DATA ROWS >>

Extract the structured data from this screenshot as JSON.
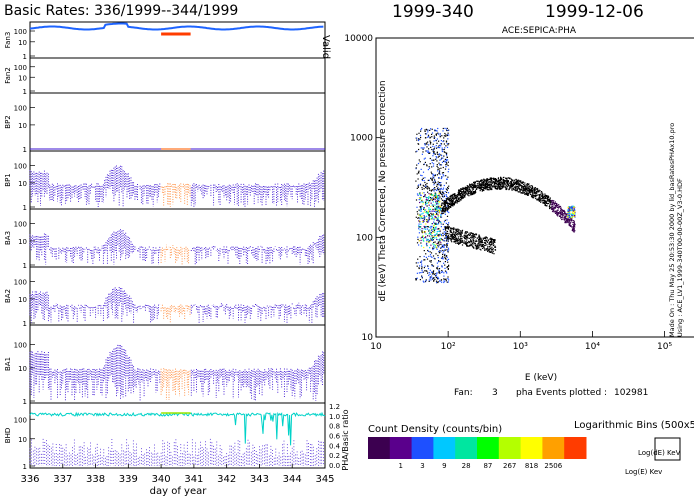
{
  "header": {
    "left_title": "Basic Rates: 336/1999--344/1999",
    "doy": "1999-340",
    "date": "1999-12-06"
  },
  "left": {
    "xlabel": "day of year",
    "xticks": [
      "336",
      "337",
      "338",
      "339",
      "340",
      "341",
      "342",
      "343",
      "344",
      "345"
    ],
    "right_label": "Valid",
    "panels": [
      {
        "name": "Fan3",
        "ticks": [
          "100",
          "10",
          "1"
        ]
      },
      {
        "name": "Fan2",
        "ticks": [
          "100",
          "10",
          "1"
        ]
      },
      {
        "name": "BP2",
        "ticks": [
          "100",
          "10",
          "1"
        ]
      },
      {
        "name": "BP1",
        "ticks": [
          "100",
          "10",
          "1"
        ]
      },
      {
        "name": "BA3",
        "ticks": [
          "100",
          "10",
          "1"
        ]
      },
      {
        "name": "BA2",
        "ticks": [
          "100",
          "10",
          "1"
        ]
      },
      {
        "name": "BA1",
        "ticks": [
          "100",
          "10",
          "1"
        ]
      },
      {
        "name": "BHD",
        "ticks": [
          "100",
          "10",
          "1"
        ]
      }
    ],
    "ratio_ticks": [
      "1.2",
      "1.0",
      "0.8",
      "0.6",
      "0.4",
      "0.2",
      "0.0"
    ],
    "ratio_label": "PHA/Basic ratio"
  },
  "chart_data": {
    "type": "heatmap",
    "title": "ACE:SEPICA:PHA",
    "xlabel": "E (keV)",
    "ylabel": "dE (keV) Theta Corrected, No pressure correction",
    "x_scale": "log",
    "y_scale": "log",
    "xlim": [
      10,
      300000
    ],
    "ylim": [
      10,
      10000
    ],
    "xticks": [
      "10",
      "10²",
      "10³",
      "10⁴",
      "10⁵"
    ],
    "yticks": [
      "10000",
      "1000",
      "100",
      "10"
    ],
    "x_tick_values": [
      10,
      100,
      1000,
      10000,
      100000
    ],
    "y_tick_values": [
      10000,
      1000,
      100,
      10
    ],
    "fan_label": "Fan:",
    "fan": "3",
    "events_label": "pha Events plotted :",
    "events": "102981",
    "bins_title": "Logarithmic Bins (500x500)",
    "density_title": "Count Density (counts/bin)",
    "density_bins": [
      "1",
      "3",
      "9",
      "28",
      "87",
      "267",
      "818",
      "2506"
    ],
    "density_colors": [
      "#3c0050",
      "#5a008c",
      "#1e50ff",
      "#00c8ff",
      "#00e6a0",
      "#00ff00",
      "#b4ff00",
      "#ffff00",
      "#ffa000",
      "#ff3c00"
    ],
    "legend_box_y": "Log(dE) KeV",
    "legend_box_x": "Log(E) Kev",
    "footer_lines": [
      "Made On : Thu May 25 20:53:30 2000   by lid_basRatesPHAx10.pro",
      "Using : ACE_LV1_1999-340T00-00-00Z_V3-0.HDF"
    ]
  }
}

EXERCISE DIRECTIONS >> List the lines of the material in which the word "name" occurs.

SOLUTION >>
        "name": "Fan3",
        "name": "Fan2",
        "name": "BP2",
        "name": "BP1",
        "name": "BA3",
        "name": "BA2",
        "name": "BA1",
        "name": "BHD",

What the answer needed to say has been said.